## ПРЕДЛОЖЕННЫЙ ТЕКСТ

* * *

В замысле Раскольникова существует непримиримое противоречие: собирался в отдаленном будущем стать «благодетелем» человечества, общим счастьем заняться, а «дело» задумал — убив старуху-процентщицу, «положил взять у ней ровно столько, сколько мне надо для первого шага, и ни больше ни меньше (а остальное, стало быть, так и пошло бы на монастырь, по духовному завещанию — ха-ха!)...» (6, 211). В осуществлении замысла цель Раскольникова приобретает буржуазно-прагматическое выражение: ему нужны магические «три тысячи» на устройство карьеры. «Не для того я убил, чтобы, получив средства и власть, сделаться благодетелем человечества. Вздор! Я просто убил; для себя убил, для себя одного: а там стал бы я чьим-нибудь благодетелем или всю жизнь, как паук, ловил бы всех в паутину и из всех живые соки высасывал, мне в ту минуту все равно должно было быть!..» (6, 322) — бичует себя Раскольников, смятенно осознав это трагическое противоречие. У Раскольникова нет «утопии». Социалистический идеал «всеобщего счастья» лично его не устраивает — достижение отдаленно, так и жизнь его пройдет (6, 211). Виды на отдаленное будущее неопределенны: хотел бы стать «благодетелем» человечества, филантропическими благодеяниями («тысячью добрых дел») искупить одно злодейство, но понимает после преступления, что вполне может стать и «пауком», чужие жизни заедающим. Эту будущность Раскольников суеверно боится загадывать — он ее не знает и не хочет знать. Зато исполнение «дела» выявляет буржуазно-прагматический расчет героя — устройство собственной судьбы и личной карьеры. Виды Раскольникова на будущее в любом из названных вариантов приобретают ярко выраженный антисоциальный, индивидуалистический характер. Это результат утраты Раскольниковым веры в человека, в возможность его нравственного перерождения.

* * *

## ИСХОДНЫЕ ДАННЫЕ
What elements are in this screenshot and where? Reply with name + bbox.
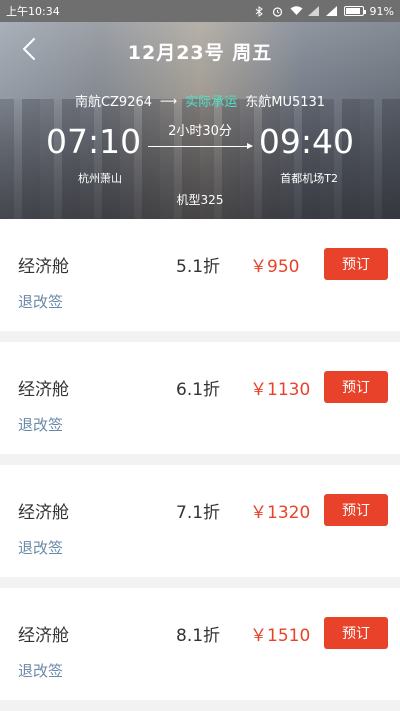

* * *

Переведите, пожалуйста, на английский язык предложение из текста о замысле Раскольникова: «Эту будущность Раскольников суеверно боится загадывать — он ее не знает и не хочет знать».

Raskolnikov is superstitiously afraid to speculate about this future — he does not know it and does not want to know it.